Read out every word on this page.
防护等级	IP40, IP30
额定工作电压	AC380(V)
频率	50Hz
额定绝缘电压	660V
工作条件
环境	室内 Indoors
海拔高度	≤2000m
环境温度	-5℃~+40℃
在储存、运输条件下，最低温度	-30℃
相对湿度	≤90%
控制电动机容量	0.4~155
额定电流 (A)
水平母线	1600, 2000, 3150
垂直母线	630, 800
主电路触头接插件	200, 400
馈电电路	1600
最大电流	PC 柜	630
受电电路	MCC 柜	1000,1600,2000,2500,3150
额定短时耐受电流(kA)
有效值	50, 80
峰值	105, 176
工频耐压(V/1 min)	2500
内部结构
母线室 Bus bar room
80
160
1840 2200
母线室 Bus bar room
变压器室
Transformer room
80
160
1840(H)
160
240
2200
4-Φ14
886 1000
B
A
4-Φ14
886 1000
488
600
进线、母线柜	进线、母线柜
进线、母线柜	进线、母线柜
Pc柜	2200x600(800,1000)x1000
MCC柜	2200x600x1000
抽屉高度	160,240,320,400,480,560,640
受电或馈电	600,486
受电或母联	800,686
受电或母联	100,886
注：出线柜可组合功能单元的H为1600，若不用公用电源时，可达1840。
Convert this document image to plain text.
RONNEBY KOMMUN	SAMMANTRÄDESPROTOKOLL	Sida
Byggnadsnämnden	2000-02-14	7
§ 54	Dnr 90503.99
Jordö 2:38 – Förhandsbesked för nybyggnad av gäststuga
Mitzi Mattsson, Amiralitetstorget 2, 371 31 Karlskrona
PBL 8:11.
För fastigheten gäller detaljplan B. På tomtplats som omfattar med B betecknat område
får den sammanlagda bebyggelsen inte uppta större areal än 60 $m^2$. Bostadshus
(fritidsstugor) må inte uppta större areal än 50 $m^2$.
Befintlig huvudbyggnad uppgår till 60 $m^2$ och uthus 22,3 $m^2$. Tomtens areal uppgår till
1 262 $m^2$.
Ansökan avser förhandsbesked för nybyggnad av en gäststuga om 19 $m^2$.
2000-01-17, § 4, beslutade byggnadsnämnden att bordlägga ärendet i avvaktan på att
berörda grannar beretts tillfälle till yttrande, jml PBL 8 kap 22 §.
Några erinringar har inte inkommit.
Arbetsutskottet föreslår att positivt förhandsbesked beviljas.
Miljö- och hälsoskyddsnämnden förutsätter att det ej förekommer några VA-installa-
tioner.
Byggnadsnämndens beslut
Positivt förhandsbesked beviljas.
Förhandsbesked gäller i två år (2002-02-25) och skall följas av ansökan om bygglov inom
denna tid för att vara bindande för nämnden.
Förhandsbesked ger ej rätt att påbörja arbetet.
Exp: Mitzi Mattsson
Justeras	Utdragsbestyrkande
○ ○ ○ ○
What the task requires :: Pull out all lines in the data above that include "gäller".

Reply to the exercise ::
För fastigheten gäller detaljplan B. På tomtplats som omfattar med B betecknat område
Förhandsbesked gäller i två år (2002-02-25) och skall följas av ansökan om bygglov inom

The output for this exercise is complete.